▸ **EXERCISE**
Return a copy of each line that holds the string "Гарнизонная".

▸ **PROVIDED DATA**
------------------------

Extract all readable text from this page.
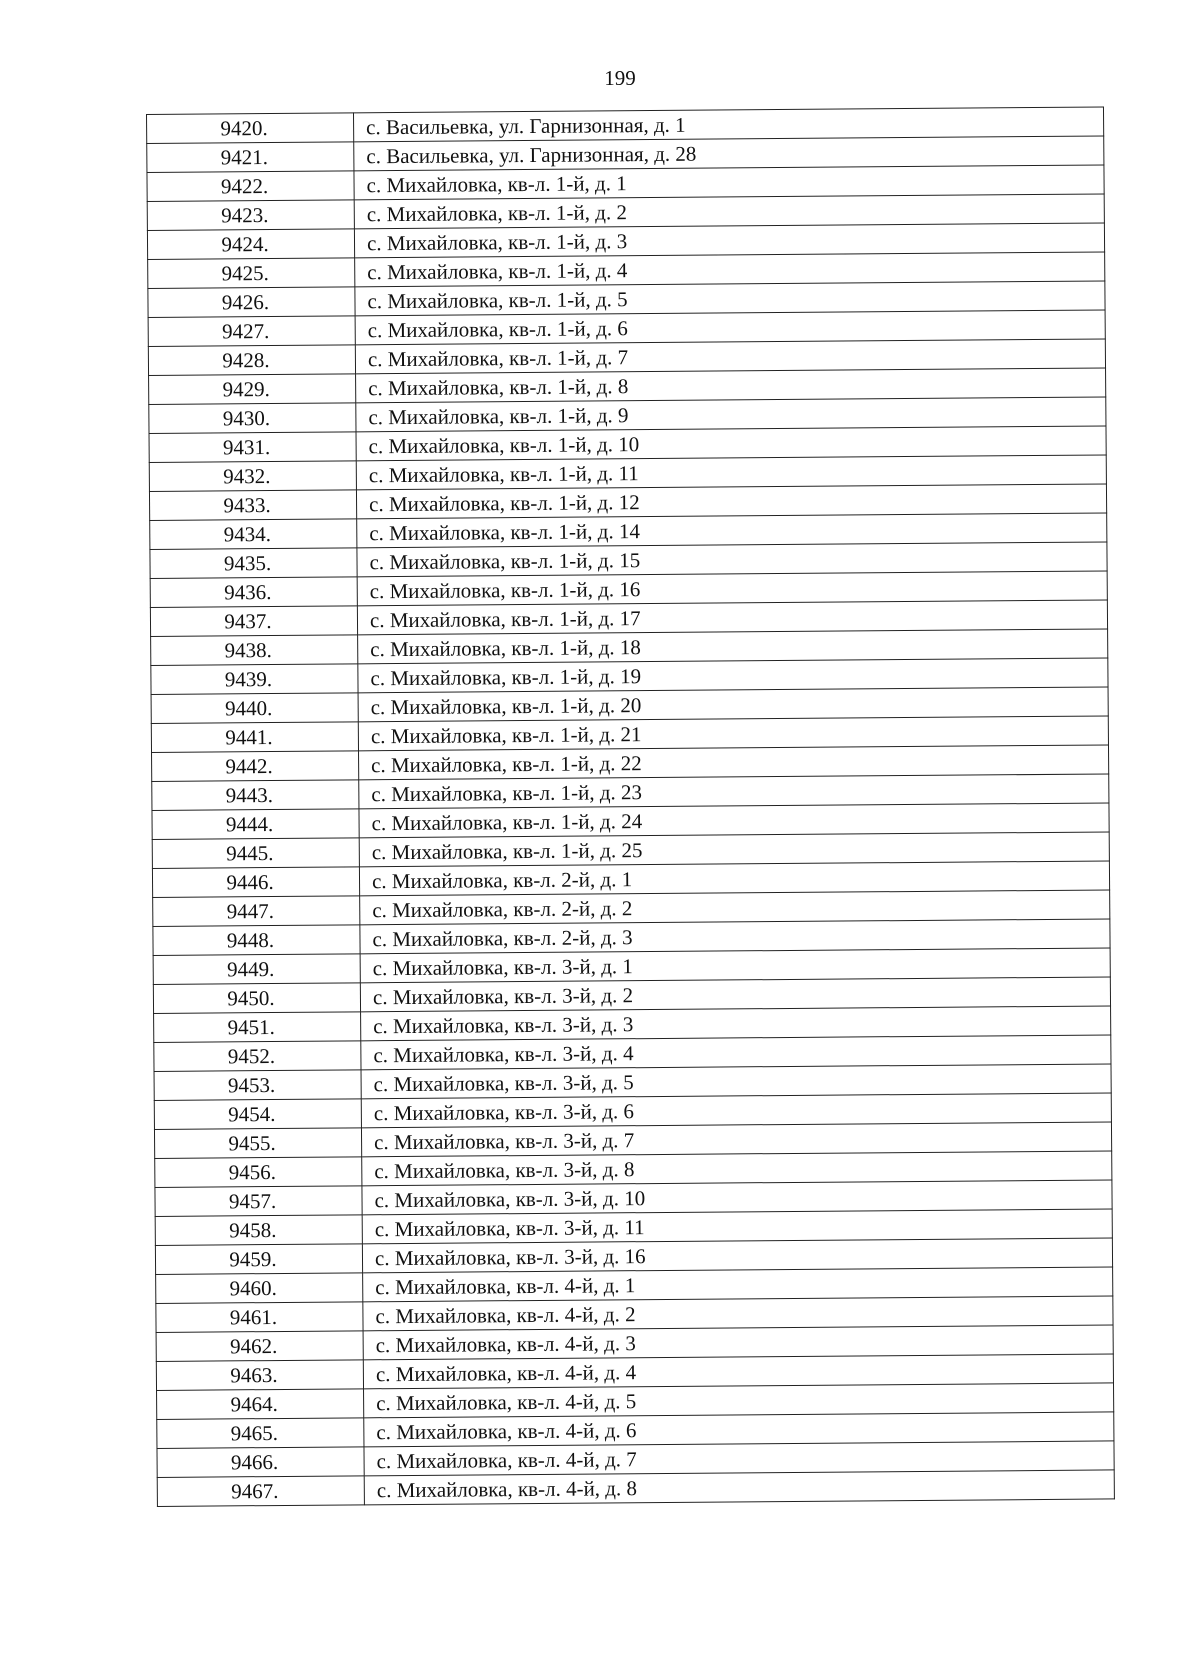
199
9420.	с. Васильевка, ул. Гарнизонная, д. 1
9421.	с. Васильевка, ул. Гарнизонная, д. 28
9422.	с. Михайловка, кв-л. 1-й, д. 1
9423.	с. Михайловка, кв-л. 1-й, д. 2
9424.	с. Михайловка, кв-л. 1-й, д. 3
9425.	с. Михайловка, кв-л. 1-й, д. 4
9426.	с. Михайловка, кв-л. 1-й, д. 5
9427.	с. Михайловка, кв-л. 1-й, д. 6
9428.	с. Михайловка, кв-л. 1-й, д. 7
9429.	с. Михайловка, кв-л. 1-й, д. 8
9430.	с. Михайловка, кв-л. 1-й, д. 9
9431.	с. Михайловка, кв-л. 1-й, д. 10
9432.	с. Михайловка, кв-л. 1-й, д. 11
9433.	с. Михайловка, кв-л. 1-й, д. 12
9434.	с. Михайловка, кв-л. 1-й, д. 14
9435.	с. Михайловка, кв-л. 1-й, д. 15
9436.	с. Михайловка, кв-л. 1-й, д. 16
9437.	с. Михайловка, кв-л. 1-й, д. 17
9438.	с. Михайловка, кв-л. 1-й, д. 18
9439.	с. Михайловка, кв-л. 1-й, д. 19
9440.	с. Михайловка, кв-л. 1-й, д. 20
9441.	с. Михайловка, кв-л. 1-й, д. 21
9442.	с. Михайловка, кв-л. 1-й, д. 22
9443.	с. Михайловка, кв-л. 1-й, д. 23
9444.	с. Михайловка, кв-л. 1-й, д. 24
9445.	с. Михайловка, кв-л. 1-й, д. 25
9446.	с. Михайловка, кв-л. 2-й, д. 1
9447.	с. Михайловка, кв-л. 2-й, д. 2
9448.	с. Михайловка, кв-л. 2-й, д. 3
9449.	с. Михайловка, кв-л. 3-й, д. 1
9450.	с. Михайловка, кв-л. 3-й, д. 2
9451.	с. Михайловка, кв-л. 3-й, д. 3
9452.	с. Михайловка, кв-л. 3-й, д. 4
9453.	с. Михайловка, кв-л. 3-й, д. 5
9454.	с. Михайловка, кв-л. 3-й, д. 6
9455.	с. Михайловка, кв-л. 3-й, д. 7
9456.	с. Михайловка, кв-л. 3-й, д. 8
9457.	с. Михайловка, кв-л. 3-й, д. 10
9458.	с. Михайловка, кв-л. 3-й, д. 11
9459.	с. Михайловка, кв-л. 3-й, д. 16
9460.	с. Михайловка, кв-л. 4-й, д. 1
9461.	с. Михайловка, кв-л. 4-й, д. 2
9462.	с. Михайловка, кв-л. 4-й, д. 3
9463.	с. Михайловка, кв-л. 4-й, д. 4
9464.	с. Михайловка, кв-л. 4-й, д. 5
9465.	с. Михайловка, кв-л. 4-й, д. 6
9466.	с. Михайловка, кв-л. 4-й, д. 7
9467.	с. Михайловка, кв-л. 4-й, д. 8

------------------------

▸ **THE OUTPUT**
9420.	с. Васильевка, ул. Гарнизонная, д. 1
9421.	с. Васильевка, ул. Гарнизонная, д. 28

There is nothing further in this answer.